TASK REQUIREMENTS
Type every record exactly as it appears.

EXERCISE MATERIALS
## begin
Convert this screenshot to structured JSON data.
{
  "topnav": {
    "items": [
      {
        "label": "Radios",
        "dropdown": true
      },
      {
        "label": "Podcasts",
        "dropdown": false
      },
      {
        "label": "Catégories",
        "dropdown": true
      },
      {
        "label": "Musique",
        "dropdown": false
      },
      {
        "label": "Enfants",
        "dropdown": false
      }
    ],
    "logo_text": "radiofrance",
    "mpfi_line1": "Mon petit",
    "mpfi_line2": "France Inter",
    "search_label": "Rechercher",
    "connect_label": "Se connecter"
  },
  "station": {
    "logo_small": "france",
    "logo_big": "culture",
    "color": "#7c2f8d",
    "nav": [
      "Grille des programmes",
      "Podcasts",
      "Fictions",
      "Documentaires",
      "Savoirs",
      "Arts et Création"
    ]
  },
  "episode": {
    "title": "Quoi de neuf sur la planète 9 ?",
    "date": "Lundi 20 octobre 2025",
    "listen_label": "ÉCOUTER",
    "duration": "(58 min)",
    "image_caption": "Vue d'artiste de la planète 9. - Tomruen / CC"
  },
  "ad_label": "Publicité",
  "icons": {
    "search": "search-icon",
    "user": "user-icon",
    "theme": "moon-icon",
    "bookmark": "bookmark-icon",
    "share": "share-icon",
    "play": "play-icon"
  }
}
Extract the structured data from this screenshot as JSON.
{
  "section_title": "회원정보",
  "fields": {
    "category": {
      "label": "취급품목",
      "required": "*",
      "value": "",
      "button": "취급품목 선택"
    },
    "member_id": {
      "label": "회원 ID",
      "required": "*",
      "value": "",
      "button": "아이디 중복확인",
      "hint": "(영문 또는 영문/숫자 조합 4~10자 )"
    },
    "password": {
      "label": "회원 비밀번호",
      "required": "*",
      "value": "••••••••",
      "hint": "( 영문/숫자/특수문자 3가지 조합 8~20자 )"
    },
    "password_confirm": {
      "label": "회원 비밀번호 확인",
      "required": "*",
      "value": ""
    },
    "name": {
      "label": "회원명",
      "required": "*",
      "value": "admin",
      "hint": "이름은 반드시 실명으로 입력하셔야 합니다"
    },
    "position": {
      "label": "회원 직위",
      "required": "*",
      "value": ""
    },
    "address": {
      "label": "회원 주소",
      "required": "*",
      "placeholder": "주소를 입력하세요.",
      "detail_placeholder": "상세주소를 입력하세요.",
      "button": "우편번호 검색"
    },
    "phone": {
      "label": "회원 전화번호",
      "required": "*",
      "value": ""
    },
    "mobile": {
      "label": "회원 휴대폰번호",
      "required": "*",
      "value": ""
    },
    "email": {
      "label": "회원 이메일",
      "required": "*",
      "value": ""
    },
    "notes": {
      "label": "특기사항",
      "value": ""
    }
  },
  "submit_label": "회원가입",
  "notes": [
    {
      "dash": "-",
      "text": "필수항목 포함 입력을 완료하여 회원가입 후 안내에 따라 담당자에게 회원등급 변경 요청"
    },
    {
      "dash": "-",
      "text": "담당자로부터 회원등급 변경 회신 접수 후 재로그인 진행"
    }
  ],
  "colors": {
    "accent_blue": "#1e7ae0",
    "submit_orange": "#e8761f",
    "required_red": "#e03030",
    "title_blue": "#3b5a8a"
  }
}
## end
WRITTEN SOLUTION
Convert this screenshot to structured JSON data.
{
  "topnav": {
    "items": [
      {
        "label": "Radios",
        "dropdown": true
      },
      {
        "label": "Podcasts",
        "dropdown": false
      },
      {
        "label": "Catégories",
        "dropdown": true
      },
      {
        "label": "Musique",
        "dropdown": false
      },
      {
        "label": "Enfants",
        "dropdown": false
      }
    ],
    "logo_text": "radiofrance",
    "mpfi_line1": "Mon petit",
    "mpfi_line2": "France Inter",
    "search_label": "Rechercher",
    "connect_label": "Se connecter"
  },
  "station": {
    "logo_small": "france",
    "logo_big": "culture",
    "color": "#7c2f8d",
    "nav": [
      "Grille des programmes",
      "Podcasts",
      "Fictions",
      "Documentaires",
      "Savoirs",
      "Arts et Création"
    ]
  },
  "episode": {
    "title": "Quoi de neuf sur la planète 9 ?",
    "date": "Lundi 20 octobre 2025",
    "listen_label": "ÉCOUTER",
    "duration": "(58 min)",
    "image_caption": "Vue d'artiste de la planète 9. - Tomruen / CC"
  },
  "ad_label": "Publicité",
  "icons": {
    "search": "search-icon",
    "user": "user-icon",
    "theme": "moon-icon",
    "bookmark": "bookmark-icon",
    "share": "share-icon",
    "play": "play-icon"
  }
}
Extract the structured data from this screenshot as JSON.
{
  "section_title": "회원정보",
  "fields": {
    "category": {
      "label": "취급품목",
      "required": "*",
      "value": "",
      "button": "취급품목 선택"
    },
    "member_id": {
      "label": "회원 ID",
      "required": "*",
      "value": "",
      "button": "아이디 중복확인",
      "hint": "(영문 또는 영문/숫자 조합 4~10자 )"
    },
    "password": {
      "label": "회원 비밀번호",
      "required": "*",
      "value": "••••••••",
      "hint": "( 영문/숫자/특수문자 3가지 조합 8~20자 )"
    },
    "password_confirm": {
      "label": "회원 비밀번호 확인",
      "required": "*",
      "value": ""
    },
    "name": {
      "label": "회원명",
      "required": "*",
      "value": "admin",
      "hint": "이름은 반드시 실명으로 입력하셔야 합니다"
    },
    "position": {
      "label": "회원 직위",
      "required": "*",
      "value": ""
    },
    "address": {
      "label": "회원 주소",
      "required": "*",
      "placeholder": "주소를 입력하세요.",
      "detail_placeholder": "상세주소를 입력하세요.",
      "button": "우편번호 검색"
    },
    "phone": {
      "label": "회원 전화번호",
      "required": "*",
      "value": ""
    },
    "mobile": {
      "label": "회원 휴대폰번호",
      "required": "*",
      "value": ""
    },
    "email": {
      "label": "회원 이메일",
      "required": "*",
      "value": ""
    },
    "notes": {
      "label": "특기사항",
      "value": ""
    }
  },
  "submit_label": "회원가입",
  "notes": [
    {
      "dash": "-",
      "text": "필수항목 포함 입력을 완료하여 회원가입 후 안내에 따라 담당자에게 회원등급 변경 요청"
    },
    {
      "dash": "-",
      "text": "담당자로부터 회원등급 변경 회신 접수 후 재로그인 진행"
    }
  ],
  "colors": {
    "accent_blue": "#1e7ae0",
    "submit_orange": "#e8761f",
    "required_red": "#e03030",
    "title_blue": "#3b5a8a"
  }
}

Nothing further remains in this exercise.